• **ENTRIES PROVIDED**:
════════

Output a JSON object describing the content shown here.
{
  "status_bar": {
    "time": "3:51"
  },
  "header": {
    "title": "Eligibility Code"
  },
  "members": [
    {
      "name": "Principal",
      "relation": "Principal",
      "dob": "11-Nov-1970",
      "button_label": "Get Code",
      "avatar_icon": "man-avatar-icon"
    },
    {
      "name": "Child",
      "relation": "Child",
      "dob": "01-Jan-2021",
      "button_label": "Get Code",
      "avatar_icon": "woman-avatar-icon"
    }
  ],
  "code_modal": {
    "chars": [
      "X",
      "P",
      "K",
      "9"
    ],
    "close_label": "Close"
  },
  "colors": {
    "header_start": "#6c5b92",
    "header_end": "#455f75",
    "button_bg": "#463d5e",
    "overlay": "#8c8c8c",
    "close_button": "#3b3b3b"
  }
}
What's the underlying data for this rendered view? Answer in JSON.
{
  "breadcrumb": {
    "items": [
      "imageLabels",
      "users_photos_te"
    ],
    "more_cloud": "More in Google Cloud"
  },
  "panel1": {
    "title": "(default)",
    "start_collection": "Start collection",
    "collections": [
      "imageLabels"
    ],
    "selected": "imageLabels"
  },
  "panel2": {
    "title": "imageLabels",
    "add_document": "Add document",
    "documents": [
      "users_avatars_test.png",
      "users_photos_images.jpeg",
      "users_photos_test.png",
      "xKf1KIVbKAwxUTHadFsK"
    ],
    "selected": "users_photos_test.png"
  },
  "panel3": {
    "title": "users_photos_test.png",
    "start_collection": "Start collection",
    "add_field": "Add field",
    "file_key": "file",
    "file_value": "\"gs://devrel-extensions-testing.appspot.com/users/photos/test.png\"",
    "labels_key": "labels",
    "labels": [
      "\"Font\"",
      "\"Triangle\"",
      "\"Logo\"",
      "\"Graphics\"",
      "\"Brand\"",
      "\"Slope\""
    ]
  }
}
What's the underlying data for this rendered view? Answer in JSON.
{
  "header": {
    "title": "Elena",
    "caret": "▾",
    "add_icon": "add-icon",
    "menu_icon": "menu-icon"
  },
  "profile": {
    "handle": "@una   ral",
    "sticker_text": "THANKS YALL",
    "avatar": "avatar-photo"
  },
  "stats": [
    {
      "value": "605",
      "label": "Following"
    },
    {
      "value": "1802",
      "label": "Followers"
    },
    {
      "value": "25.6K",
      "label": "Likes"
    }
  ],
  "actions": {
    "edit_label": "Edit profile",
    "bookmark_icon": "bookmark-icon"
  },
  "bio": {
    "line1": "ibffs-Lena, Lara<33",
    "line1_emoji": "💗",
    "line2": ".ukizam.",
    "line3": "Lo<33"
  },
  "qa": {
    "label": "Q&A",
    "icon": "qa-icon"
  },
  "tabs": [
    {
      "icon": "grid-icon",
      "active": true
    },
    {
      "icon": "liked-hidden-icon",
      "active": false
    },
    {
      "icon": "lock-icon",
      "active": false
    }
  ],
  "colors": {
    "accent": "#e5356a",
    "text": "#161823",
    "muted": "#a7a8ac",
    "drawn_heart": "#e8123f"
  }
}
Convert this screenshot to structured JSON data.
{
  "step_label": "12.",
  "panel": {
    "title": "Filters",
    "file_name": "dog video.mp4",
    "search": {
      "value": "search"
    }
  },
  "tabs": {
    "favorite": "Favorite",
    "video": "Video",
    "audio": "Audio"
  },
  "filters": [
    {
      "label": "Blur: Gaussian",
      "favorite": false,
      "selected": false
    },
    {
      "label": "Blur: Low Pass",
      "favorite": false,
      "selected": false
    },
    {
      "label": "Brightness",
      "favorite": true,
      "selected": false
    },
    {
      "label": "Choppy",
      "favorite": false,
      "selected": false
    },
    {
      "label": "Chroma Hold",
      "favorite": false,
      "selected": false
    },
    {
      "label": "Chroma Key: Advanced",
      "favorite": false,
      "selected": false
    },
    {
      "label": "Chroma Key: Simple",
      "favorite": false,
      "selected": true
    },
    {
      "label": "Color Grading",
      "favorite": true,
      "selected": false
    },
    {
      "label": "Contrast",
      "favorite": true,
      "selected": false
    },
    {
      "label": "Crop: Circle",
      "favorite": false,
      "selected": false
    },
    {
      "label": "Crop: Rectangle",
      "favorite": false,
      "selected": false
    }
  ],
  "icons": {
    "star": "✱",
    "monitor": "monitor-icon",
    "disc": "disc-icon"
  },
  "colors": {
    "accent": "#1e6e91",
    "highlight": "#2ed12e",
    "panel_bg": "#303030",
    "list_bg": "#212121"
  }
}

════════

• **WHAT IS ASKED**: Identify and copy lines that hold the string "JSON".

• **OUTPUT OF THE TASK**:
Output a JSON object describing the content shown here.
What's the underlying data for this rendered view? Answer in JSON.
What's the underlying data for this rendered view? Answer in JSON.
Convert this screenshot to structured JSON data.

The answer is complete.